**What to do**
Tally up the lines that include "IPAL" and state that number by itself.

◇ ◇ ◇

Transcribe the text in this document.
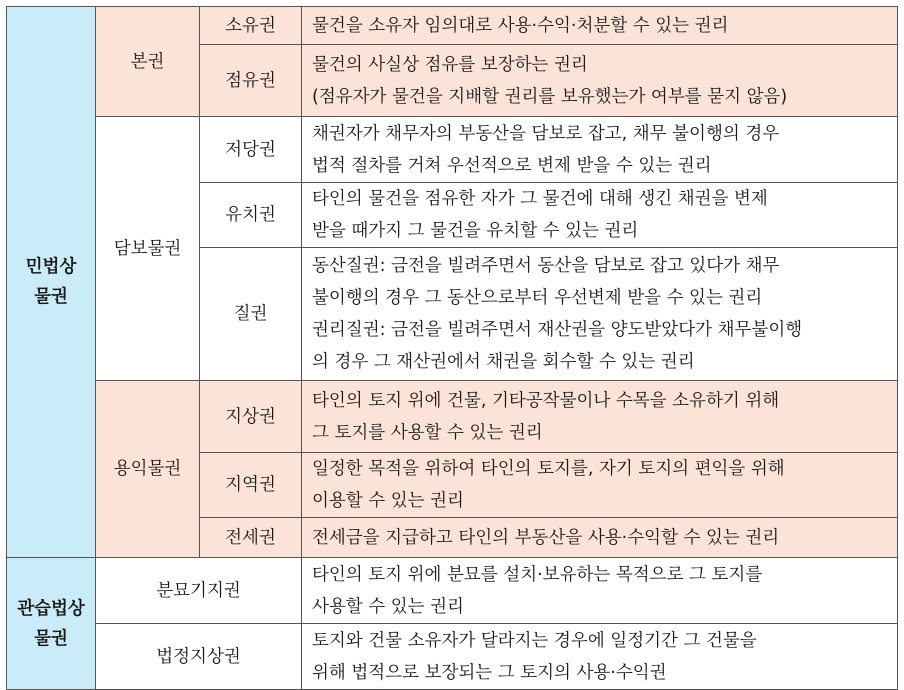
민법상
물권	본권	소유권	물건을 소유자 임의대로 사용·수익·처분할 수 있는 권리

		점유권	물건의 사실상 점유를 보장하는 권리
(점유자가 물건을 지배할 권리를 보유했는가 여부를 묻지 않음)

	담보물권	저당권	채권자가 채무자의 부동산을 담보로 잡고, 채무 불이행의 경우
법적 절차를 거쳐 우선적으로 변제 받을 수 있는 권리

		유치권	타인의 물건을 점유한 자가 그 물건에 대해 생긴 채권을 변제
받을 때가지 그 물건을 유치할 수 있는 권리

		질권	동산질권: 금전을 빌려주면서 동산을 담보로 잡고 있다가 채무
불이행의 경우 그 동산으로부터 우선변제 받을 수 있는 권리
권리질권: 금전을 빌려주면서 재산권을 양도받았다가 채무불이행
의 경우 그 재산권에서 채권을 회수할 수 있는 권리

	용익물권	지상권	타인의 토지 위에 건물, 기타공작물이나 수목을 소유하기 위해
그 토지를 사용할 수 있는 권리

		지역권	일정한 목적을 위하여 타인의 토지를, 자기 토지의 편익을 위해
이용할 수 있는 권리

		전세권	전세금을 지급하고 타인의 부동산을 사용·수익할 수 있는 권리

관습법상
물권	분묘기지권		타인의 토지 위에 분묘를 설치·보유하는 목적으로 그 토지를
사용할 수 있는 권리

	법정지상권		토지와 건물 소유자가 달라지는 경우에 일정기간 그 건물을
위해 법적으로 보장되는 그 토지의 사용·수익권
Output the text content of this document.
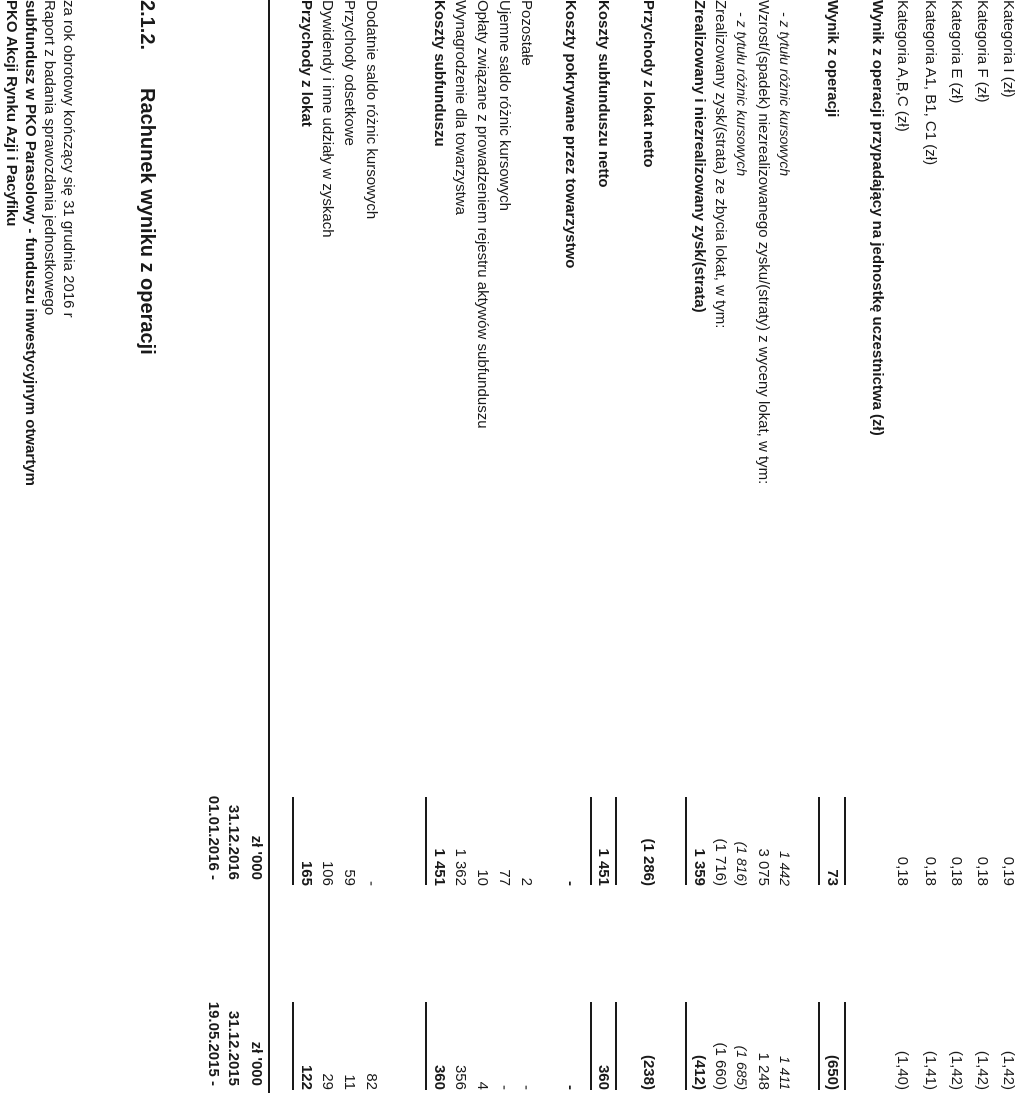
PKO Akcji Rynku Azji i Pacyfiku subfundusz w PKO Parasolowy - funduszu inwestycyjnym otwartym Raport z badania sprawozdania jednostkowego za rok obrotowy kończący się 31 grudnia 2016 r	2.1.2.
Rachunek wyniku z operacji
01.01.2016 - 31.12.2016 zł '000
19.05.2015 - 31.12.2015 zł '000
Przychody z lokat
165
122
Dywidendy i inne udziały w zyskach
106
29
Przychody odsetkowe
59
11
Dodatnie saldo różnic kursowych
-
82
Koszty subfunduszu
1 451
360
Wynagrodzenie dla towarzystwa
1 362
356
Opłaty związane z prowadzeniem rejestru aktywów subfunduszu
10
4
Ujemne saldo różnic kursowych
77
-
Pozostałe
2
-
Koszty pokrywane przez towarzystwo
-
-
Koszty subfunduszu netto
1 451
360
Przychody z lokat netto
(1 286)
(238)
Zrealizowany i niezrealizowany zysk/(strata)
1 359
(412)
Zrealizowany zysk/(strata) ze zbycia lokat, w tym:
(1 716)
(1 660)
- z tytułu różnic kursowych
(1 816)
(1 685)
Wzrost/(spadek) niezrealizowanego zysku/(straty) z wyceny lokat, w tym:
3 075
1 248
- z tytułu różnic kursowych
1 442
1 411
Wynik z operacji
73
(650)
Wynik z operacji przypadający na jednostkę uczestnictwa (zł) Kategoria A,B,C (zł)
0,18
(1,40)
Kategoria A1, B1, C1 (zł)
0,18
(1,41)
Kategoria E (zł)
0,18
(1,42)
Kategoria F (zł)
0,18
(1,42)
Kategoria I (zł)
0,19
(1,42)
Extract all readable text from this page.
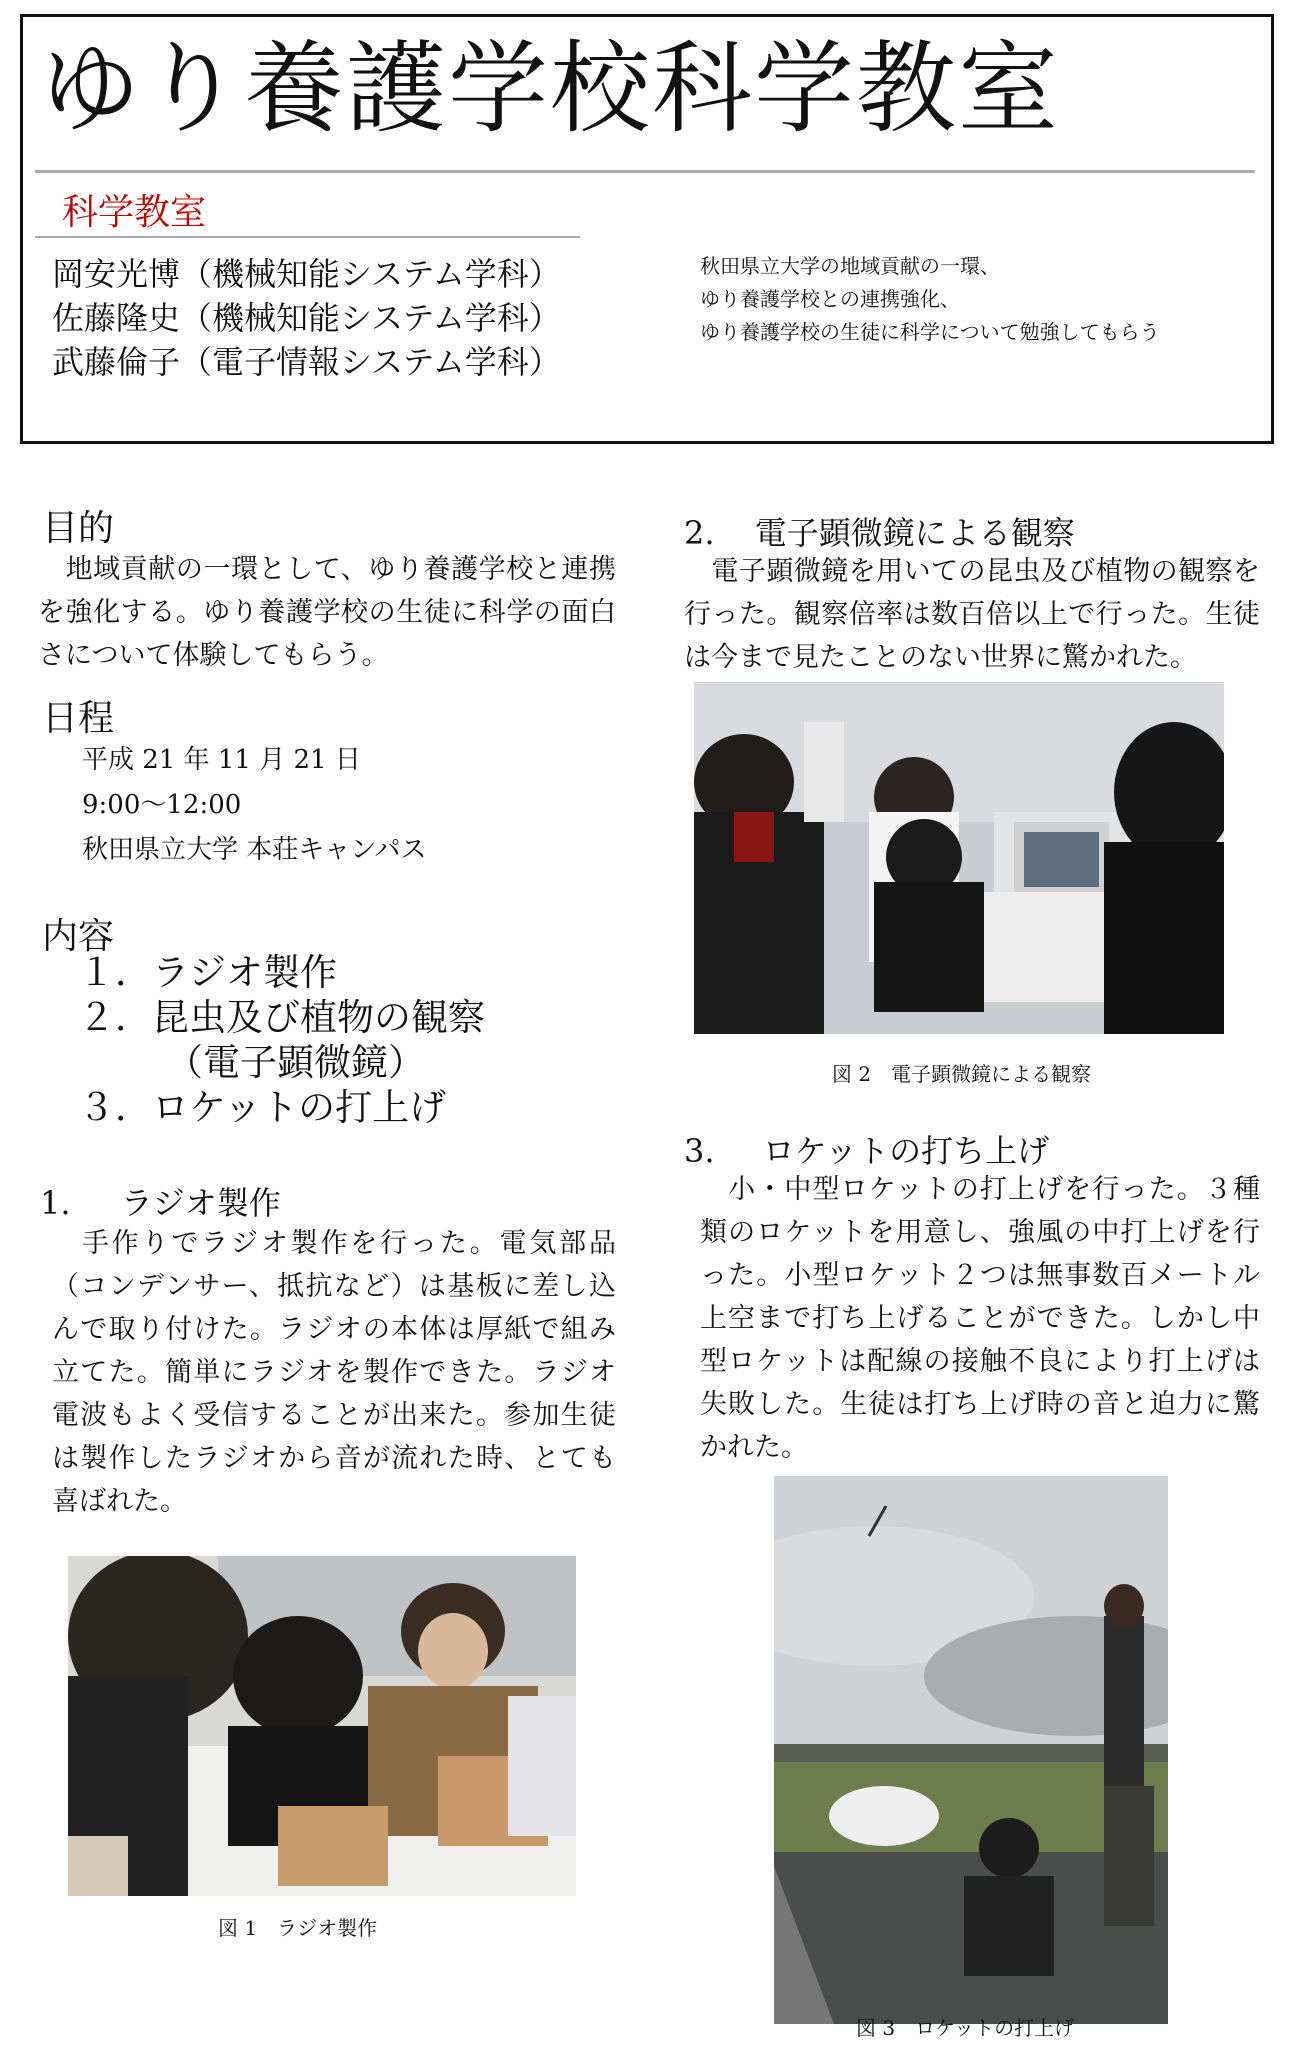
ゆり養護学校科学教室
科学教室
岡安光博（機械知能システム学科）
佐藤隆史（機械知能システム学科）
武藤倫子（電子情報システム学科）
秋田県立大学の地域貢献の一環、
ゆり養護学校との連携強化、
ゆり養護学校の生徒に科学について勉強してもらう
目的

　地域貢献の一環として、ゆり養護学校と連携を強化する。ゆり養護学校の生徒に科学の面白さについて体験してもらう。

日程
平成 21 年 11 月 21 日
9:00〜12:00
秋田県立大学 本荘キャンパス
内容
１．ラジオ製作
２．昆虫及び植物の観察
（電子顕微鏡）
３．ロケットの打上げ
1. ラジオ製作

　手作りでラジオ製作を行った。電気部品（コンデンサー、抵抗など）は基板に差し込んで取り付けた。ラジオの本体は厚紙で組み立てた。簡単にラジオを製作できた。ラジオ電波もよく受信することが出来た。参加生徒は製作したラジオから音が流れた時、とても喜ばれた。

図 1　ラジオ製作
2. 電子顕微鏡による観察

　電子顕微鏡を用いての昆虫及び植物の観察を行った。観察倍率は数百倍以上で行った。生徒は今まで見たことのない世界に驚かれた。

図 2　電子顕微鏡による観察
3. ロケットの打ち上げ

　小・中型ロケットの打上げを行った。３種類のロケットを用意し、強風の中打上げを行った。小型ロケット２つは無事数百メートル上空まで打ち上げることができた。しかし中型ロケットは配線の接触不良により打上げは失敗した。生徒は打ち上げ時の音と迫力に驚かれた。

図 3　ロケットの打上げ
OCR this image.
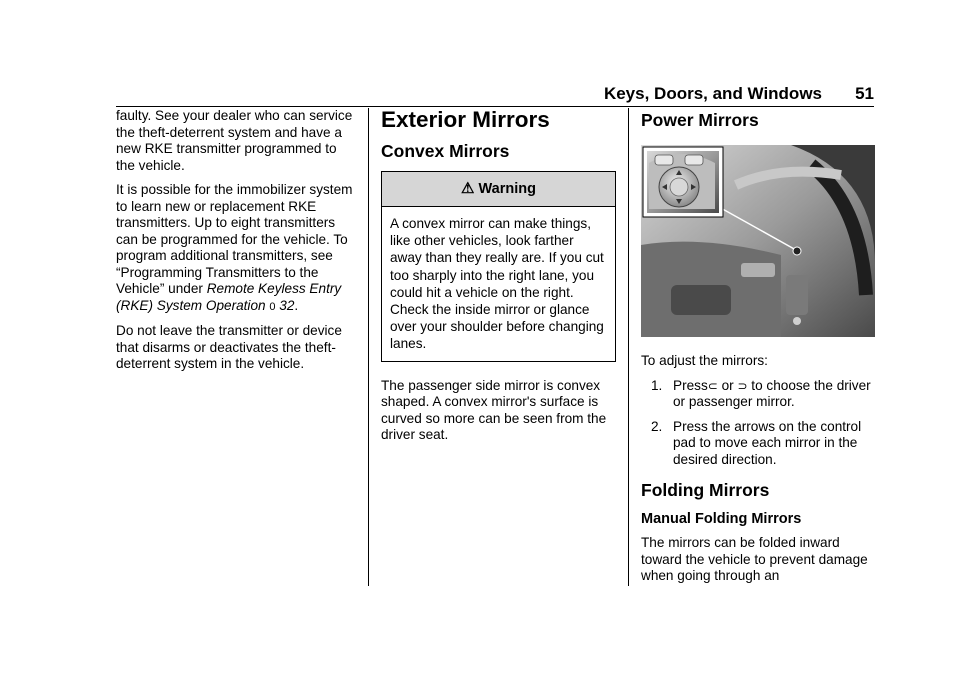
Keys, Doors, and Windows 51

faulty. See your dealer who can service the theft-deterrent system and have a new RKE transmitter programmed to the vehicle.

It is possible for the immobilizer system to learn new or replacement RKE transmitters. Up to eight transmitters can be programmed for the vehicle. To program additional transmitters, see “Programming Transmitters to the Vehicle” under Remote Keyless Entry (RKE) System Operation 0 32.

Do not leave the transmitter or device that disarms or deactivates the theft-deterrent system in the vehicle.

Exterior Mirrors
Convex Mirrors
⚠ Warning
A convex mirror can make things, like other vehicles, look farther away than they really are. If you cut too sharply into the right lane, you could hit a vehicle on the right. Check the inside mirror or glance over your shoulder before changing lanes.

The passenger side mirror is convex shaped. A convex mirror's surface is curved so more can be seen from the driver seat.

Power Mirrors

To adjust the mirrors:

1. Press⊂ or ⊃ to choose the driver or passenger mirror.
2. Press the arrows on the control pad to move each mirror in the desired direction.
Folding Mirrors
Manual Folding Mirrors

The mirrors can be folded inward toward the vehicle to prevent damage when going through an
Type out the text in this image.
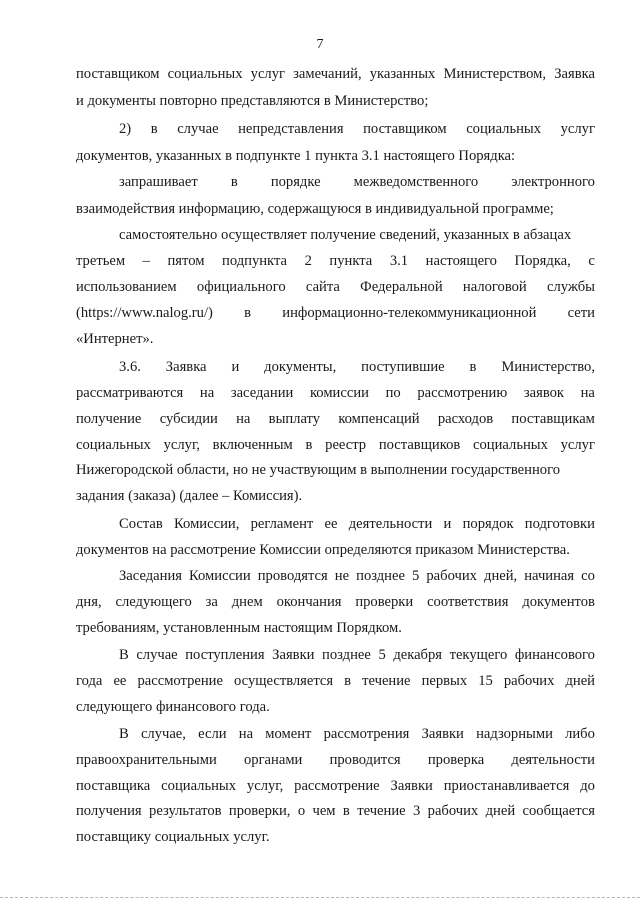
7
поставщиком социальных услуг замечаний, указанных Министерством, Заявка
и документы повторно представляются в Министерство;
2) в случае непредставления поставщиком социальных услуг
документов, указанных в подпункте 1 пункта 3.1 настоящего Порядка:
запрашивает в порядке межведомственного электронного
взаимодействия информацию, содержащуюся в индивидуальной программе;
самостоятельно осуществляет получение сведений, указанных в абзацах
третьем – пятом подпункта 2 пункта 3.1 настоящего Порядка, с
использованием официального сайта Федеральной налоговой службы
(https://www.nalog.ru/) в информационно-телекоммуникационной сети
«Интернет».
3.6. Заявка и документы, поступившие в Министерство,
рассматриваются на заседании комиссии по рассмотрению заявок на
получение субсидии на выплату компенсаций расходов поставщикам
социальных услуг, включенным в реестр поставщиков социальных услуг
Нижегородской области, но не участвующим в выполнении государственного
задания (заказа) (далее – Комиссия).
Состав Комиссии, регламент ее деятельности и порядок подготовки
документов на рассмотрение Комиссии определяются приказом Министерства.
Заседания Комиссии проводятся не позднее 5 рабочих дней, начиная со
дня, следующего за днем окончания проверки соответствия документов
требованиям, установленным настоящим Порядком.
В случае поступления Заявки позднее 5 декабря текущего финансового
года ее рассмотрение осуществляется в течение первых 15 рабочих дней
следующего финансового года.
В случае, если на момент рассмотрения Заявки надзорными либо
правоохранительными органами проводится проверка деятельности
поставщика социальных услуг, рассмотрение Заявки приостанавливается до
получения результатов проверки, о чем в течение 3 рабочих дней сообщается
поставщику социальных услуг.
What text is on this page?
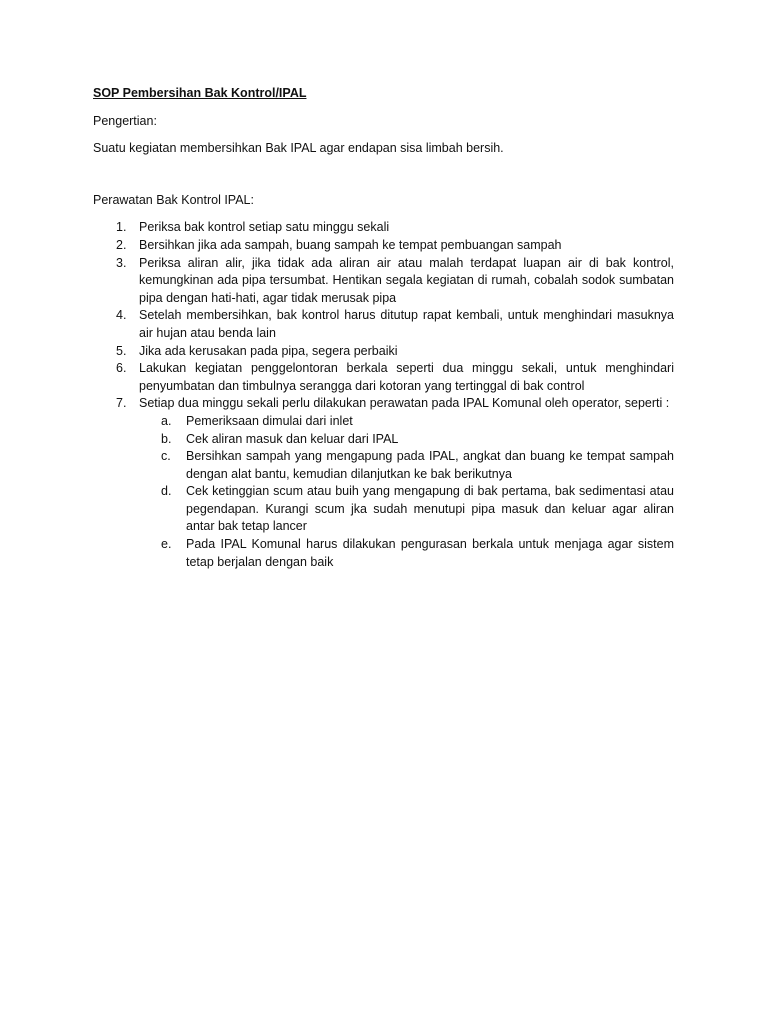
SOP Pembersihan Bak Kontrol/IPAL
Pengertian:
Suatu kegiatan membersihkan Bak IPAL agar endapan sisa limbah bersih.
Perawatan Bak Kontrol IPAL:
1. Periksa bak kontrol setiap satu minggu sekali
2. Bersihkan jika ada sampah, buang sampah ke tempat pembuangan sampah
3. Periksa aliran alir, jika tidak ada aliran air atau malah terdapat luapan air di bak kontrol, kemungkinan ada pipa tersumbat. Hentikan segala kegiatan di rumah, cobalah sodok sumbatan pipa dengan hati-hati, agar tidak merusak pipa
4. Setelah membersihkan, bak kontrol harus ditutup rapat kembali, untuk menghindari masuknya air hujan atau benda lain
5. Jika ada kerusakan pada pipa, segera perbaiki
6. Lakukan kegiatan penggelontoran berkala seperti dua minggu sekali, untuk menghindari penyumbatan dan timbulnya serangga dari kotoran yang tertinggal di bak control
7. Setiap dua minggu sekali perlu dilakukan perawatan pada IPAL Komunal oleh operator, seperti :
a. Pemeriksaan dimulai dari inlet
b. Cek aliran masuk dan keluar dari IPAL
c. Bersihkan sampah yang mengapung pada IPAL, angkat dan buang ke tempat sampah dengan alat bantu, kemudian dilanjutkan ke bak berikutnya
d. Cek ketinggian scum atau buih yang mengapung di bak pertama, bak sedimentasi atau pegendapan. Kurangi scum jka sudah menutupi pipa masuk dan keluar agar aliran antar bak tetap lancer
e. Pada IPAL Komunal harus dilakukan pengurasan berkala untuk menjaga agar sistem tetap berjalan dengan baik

◇ ◇ ◇

**Solution to this exercise**
7